Extracted data:

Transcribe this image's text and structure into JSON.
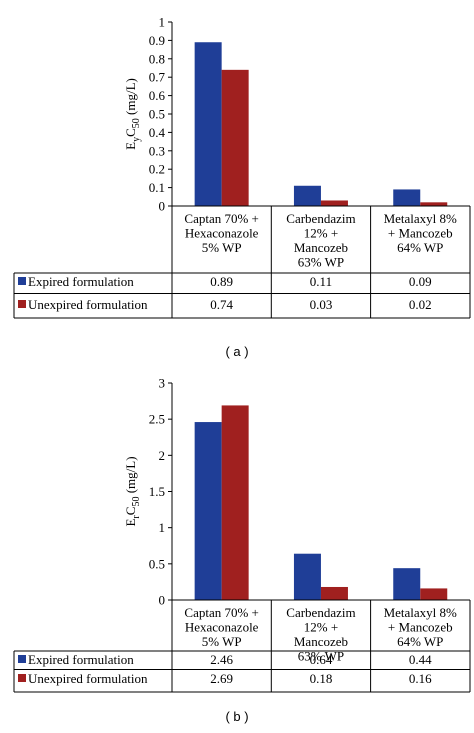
{
  "chart_data": [
    {
      "type": "bar",
      "panel_label": "( a )",
      "ylabel_main": "E",
      "ylabel_sub1": "y",
      "ylabel_mid": "C",
      "ylabel_sub2": "50",
      "ylabel_unit": " (mg/L)",
      "ylim": [
        0,
        1
      ],
      "yticks": [
        "0",
        "0.1",
        "0.2",
        "0.3",
        "0.4",
        "0.5",
        "0.6",
        "0.7",
        "0.8",
        "0.9",
        "1"
      ],
      "grid": false,
      "categories": [
        [
          "Captan 70% +",
          "Hexaconazole",
          "5% WP"
        ],
        [
          "Carbendazim",
          "12% +",
          "Mancozeb",
          "63% WP"
        ],
        [
          "Metalaxyl 8%",
          "+ Mancozeb",
          "64% WP"
        ]
      ],
      "series": [
        {
          "name": "Expired formulation",
          "color": "#1f3e97",
          "values": [
            0.89,
            0.11,
            0.09
          ],
          "labels": [
            "0.89",
            "0.11",
            "0.09"
          ]
        },
        {
          "name": "Unexpired formulation",
          "color": "#a0201f",
          "values": [
            0.74,
            0.03,
            0.02
          ],
          "labels": [
            "0.74",
            "0.03",
            "0.02"
          ]
        }
      ]
    },
    {
      "type": "bar",
      "panel_label": "( b )",
      "ylabel_main": "E",
      "ylabel_sub1": "r",
      "ylabel_mid": "C",
      "ylabel_sub2": "50",
      "ylabel_unit": " (mg/L)",
      "ylim": [
        0,
        3
      ],
      "yticks": [
        "0",
        "0.5",
        "1",
        "1.5",
        "2",
        "2.5",
        "3"
      ],
      "grid": false,
      "categories": [
        [
          "Captan 70% +",
          "Hexaconazole",
          "5% WP"
        ],
        [
          "Carbendazim",
          "12% +",
          "Mancozeb",
          "63% WP"
        ],
        [
          "Metalaxyl 8%",
          "+ Mancozeb",
          "64% WP"
        ]
      ],
      "series": [
        {
          "name": "Expired formulation",
          "color": "#1f3e97",
          "values": [
            2.46,
            0.64,
            0.44
          ],
          "labels": [
            "2.46",
            "0.64",
            "0.44"
          ]
        },
        {
          "name": "Unexpired formulation",
          "color": "#a0201f",
          "values": [
            2.69,
            0.18,
            0.16
          ],
          "labels": [
            "2.69",
            "0.18",
            "0.16"
          ]
        }
      ]
    }
  ]
}
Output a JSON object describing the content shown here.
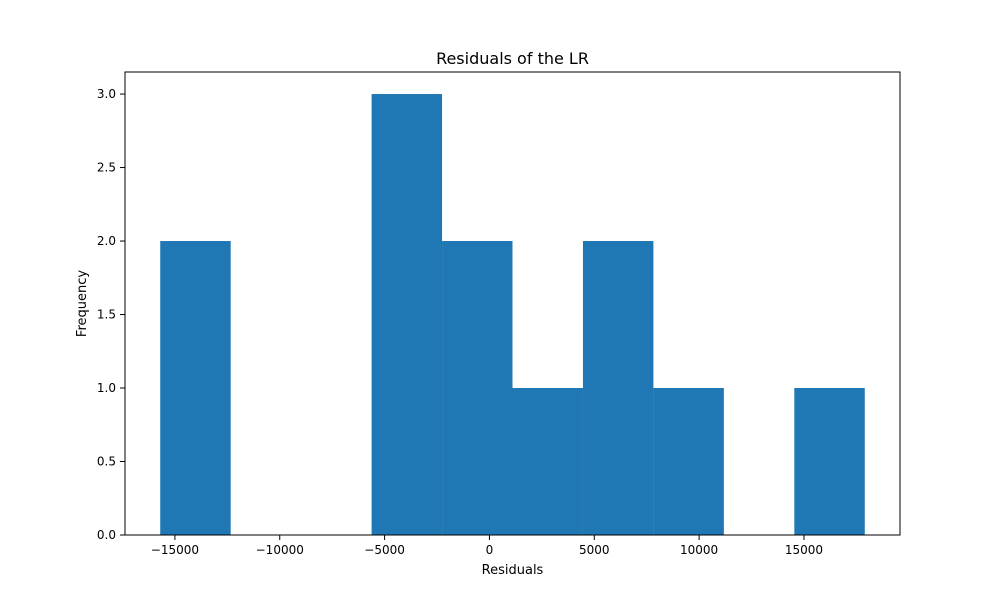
{
  "chart_data": {
    "type": "bar",
    "subtype": "histogram",
    "title": "Residuals of the LR",
    "xlabel": "Residuals",
    "ylabel": "Frequency",
    "bin_edges": [
      -15700,
      -12340,
      -8980,
      -5620,
      -2260,
      1100,
      4460,
      7820,
      11180,
      14540,
      17900
    ],
    "values": [
      2,
      0,
      0,
      3,
      2,
      1,
      2,
      1,
      0,
      1
    ],
    "xlim": [
      -17380,
      19580
    ],
    "ylim": [
      0,
      3.15
    ],
    "xticks": [
      -15000,
      -10000,
      -5000,
      0,
      5000,
      10000,
      15000
    ],
    "xtick_labels": [
      "−15000",
      "−10000",
      "−5000",
      "0",
      "5000",
      "10000",
      "15000"
    ],
    "yticks": [
      0,
      0.5,
      1,
      1.5,
      2,
      2.5,
      3
    ],
    "ytick_labels": [
      "0.0",
      "0.5",
      "1.0",
      "1.5",
      "2.0",
      "2.5",
      "3.0"
    ],
    "bar_color": "#1f77b4",
    "grid": false,
    "legend": "none"
  }
}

Your objective: Omitting all images, print the listing exactly.

Problem solution:
Transcribe this image's text and structure into JSON.
{
  "chart_data": [
    {
      "type": "bar",
      "panel_label": "( a )",
      "ylabel_main": "E",
      "ylabel_sub1": "y",
      "ylabel_mid": "C",
      "ylabel_sub2": "50",
      "ylabel_unit": " (mg/L)",
      "ylim": [
        0,
        1
      ],
      "yticks": [
        "0",
        "0.1",
        "0.2",
        "0.3",
        "0.4",
        "0.5",
        "0.6",
        "0.7",
        "0.8",
        "0.9",
        "1"
      ],
      "grid": false,
      "categories": [
        [
          "Captan 70% +",
          "Hexaconazole",
          "5% WP"
        ],
        [
          "Carbendazim",
          "12% +",
          "Mancozeb",
          "63% WP"
        ],
        [
          "Metalaxyl 8%",
          "+ Mancozeb",
          "64% WP"
        ]
      ],
      "series": [
        {
          "name": "Expired formulation",
          "color": "#1f3e97",
          "values": [
            0.89,
            0.11,
            0.09
          ],
          "labels": [
            "0.89",
            "0.11",
            "0.09"
          ]
        },
        {
          "name": "Unexpired formulation",
          "color": "#a0201f",
          "values": [
            0.74,
            0.03,
            0.02
          ],
          "labels": [
            "0.74",
            "0.03",
            "0.02"
          ]
        }
      ]
    },
    {
      "type": "bar",
      "panel_label": "( b )",
      "ylabel_main": "E",
      "ylabel_sub1": "r",
      "ylabel_mid": "C",
      "ylabel_sub2": "50",
      "ylabel_unit": " (mg/L)",
      "ylim": [
        0,
        3
      ],
      "yticks": [
        "0",
        "0.5",
        "1",
        "1.5",
        "2",
        "2.5",
        "3"
      ],
      "grid": false,
      "categories": [
        [
          "Captan 70% +",
          "Hexaconazole",
          "5% WP"
        ],
        [
          "Carbendazim",
          "12% +",
          "Mancozeb",
          "63% WP"
        ],
        [
          "Metalaxyl 8%",
          "+ Mancozeb",
          "64% WP"
        ]
      ],
      "series": [
        {
          "name": "Expired formulation",
          "color": "#1f3e97",
          "values": [
            2.46,
            0.64,
            0.44
          ],
          "labels": [
            "2.46",
            "0.64",
            "0.44"
          ]
        },
        {
          "name": "Unexpired formulation",
          "color": "#a0201f",
          "values": [
            2.69,
            0.18,
            0.16
          ],
          "labels": [
            "2.69",
            "0.18",
            "0.16"
          ]
        }
      ]
    }
  ]
}
Output a JSON object describing the content shown here.
{
  "chart_data": {
    "type": "bar",
    "subtype": "histogram",
    "title": "Residuals of the LR",
    "xlabel": "Residuals",
    "ylabel": "Frequency",
    "bin_edges": [
      -15700,
      -12340,
      -8980,
      -5620,
      -2260,
      1100,
      4460,
      7820,
      11180,
      14540,
      17900
    ],
    "values": [
      2,
      0,
      0,
      3,
      2,
      1,
      2,
      1,
      0,
      1
    ],
    "xlim": [
      -17380,
      19580
    ],
    "ylim": [
      0,
      3.15
    ],
    "xticks": [
      -15000,
      -10000,
      -5000,
      0,
      5000,
      10000,
      15000
    ],
    "xtick_labels": [
      "−15000",
      "−10000",
      "−5000",
      "0",
      "5000",
      "10000",
      "15000"
    ],
    "yticks": [
      0,
      0.5,
      1,
      1.5,
      2,
      2.5,
      3
    ],
    "ytick_labels": [
      "0.0",
      "0.5",
      "1.0",
      "1.5",
      "2.0",
      "2.5",
      "3.0"
    ],
    "bar_color": "#1f77b4",
    "grid": false,
    "legend": "none"
  }
}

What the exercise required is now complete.